◆ Exercise goal ◆
In the listing, from the line with "Patent image size: (982, 578)." up to and including the line with "The second columnar spacers 33 is", replace "cross-sectional view" with "sectional view". Give those lines again with nothing else changed.

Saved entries
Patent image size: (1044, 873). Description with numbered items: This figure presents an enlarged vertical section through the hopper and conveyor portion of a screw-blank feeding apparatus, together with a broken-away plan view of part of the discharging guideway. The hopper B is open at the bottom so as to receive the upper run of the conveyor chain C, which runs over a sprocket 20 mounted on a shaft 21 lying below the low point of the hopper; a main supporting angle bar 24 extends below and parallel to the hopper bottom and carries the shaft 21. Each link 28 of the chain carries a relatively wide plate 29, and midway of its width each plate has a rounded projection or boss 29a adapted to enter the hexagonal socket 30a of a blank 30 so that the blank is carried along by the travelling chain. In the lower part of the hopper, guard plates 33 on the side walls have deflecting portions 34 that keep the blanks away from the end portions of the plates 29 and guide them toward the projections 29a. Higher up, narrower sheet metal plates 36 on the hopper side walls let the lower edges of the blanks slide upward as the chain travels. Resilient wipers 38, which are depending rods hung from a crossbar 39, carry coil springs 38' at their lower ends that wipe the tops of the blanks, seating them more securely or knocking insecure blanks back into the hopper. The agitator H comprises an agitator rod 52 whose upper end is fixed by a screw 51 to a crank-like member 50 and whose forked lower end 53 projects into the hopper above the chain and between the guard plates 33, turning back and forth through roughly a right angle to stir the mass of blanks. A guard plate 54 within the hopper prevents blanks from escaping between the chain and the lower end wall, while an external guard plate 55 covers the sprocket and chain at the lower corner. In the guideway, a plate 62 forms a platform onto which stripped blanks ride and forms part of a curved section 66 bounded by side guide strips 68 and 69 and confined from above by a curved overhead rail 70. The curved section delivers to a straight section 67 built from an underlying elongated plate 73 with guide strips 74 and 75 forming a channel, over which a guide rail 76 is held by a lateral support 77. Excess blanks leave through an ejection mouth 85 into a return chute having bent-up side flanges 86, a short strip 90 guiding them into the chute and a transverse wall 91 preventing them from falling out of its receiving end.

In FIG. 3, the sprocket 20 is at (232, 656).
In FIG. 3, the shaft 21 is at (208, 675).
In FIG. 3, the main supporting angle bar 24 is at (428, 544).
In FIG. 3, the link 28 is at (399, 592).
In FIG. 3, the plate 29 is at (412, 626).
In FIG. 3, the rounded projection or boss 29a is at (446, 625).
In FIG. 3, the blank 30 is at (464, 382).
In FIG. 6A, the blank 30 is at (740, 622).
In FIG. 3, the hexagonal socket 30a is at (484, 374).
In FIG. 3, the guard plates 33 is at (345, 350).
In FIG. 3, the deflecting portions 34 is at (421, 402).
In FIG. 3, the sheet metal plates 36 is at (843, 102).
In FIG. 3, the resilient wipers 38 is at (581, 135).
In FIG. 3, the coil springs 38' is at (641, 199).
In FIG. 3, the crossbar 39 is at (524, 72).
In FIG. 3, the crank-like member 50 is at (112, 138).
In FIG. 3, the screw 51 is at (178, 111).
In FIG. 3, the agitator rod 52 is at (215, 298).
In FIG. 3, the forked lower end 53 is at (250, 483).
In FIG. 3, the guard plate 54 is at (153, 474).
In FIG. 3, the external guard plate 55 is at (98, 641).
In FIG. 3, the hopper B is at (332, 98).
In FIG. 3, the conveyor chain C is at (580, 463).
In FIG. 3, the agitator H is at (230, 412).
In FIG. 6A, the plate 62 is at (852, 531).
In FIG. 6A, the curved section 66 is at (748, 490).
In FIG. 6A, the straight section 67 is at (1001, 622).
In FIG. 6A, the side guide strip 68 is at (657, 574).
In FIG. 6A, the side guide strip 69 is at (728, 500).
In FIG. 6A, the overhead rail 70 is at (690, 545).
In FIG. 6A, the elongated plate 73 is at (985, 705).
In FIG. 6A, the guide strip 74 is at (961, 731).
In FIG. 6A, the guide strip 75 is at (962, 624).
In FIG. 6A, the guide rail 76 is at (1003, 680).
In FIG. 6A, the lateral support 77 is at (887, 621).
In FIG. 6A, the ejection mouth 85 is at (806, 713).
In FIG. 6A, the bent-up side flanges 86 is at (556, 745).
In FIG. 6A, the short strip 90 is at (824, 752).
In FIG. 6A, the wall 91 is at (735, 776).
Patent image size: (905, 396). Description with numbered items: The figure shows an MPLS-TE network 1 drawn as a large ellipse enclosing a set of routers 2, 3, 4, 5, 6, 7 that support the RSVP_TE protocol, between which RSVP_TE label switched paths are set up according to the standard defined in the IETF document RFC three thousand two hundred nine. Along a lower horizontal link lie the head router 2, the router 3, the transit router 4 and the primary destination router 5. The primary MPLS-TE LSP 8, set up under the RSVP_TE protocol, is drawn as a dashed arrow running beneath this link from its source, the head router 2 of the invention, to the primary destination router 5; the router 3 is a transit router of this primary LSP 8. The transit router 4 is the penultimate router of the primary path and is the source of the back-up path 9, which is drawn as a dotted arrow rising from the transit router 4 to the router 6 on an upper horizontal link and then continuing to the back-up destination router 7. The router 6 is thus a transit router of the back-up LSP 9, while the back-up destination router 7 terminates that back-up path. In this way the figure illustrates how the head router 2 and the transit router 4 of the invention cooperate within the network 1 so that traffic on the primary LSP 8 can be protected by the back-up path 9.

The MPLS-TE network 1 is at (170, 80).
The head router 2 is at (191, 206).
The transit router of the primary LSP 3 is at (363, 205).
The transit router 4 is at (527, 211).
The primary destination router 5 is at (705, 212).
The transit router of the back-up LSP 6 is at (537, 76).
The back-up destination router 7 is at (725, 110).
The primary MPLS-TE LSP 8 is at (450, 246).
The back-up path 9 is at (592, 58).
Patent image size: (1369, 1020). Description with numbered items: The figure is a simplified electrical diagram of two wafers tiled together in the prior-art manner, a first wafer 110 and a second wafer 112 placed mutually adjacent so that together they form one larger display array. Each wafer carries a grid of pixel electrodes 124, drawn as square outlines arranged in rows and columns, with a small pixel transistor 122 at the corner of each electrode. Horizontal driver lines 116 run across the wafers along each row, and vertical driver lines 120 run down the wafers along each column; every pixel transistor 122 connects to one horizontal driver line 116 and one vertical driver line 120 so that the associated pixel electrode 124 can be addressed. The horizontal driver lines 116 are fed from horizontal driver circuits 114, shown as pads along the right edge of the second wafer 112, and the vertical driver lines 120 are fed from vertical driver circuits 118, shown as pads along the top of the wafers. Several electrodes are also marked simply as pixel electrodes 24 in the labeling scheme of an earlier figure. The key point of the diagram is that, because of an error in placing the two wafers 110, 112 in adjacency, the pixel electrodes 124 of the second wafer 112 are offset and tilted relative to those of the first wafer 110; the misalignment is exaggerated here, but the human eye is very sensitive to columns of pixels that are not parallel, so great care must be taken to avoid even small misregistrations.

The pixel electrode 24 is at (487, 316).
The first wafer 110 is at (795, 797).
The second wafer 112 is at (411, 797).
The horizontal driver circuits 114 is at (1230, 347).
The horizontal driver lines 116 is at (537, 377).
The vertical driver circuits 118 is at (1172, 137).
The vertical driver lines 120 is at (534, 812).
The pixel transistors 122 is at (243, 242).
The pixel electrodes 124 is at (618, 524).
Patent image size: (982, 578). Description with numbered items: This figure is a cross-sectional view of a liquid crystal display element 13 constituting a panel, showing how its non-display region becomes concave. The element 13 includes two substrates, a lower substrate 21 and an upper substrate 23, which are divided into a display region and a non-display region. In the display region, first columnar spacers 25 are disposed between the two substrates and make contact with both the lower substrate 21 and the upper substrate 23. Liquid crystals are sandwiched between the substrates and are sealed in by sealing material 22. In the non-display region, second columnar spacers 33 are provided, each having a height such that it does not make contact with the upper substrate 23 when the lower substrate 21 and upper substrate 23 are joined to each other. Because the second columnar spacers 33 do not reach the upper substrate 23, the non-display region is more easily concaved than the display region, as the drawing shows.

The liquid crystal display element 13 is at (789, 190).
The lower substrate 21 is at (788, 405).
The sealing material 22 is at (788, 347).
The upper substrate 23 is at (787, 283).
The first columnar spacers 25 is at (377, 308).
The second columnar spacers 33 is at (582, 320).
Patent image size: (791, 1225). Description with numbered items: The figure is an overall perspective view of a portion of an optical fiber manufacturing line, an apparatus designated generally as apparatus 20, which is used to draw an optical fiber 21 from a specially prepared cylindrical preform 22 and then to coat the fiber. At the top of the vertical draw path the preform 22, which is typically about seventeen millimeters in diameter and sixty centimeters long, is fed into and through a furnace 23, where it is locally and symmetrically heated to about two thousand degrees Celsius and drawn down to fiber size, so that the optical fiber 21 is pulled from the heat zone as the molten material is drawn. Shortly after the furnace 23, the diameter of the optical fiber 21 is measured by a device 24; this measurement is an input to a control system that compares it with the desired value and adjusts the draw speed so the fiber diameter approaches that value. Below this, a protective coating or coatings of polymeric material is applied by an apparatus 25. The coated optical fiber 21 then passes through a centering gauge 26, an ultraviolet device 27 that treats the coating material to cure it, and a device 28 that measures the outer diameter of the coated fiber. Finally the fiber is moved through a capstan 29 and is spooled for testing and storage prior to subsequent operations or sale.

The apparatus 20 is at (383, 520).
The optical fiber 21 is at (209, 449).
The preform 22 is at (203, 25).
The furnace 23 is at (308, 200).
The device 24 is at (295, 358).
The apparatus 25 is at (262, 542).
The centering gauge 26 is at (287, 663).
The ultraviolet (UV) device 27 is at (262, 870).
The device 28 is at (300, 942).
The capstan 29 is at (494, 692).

◆ Solution to this problem ◆
Patent image size: (982, 578). Description with numbered items: This figure is a sectional view of a liquid crystal display element 13 constituting a panel, showing how its non-display region becomes concave. The element 13 includes two substrates, a lower substrate 21 and an upper substrate 23, which are divided into a display region and a non-display region. In the display region, first columnar spacers 25 are disposed between the two substrates and make contact with both the lower substrate 21 and the upper substrate 23. Liquid crystals are sandwiched between the substrates and are sealed in by sealing material 22. In the non-display region, second columnar spacers 33 are provided, each having a height such that it does not make contact with the upper substrate 23 when the lower substrate 21 and upper substrate 23 are joined to each other. Because the second columnar spacers 33 do not reach the upper substrate 23, the non-display region is more easily concaved than the display region, as the drawing shows.

The liquid crystal display element 13 is at (789, 190).
The lower substrate 21 is at (788, 405).
The sealing material 22 is at (788, 347).
The upper substrate 23 is at (787, 283).
The first columnar spacers 25 is at (377, 308).
The second columnar spacers 33 is at (582, 320).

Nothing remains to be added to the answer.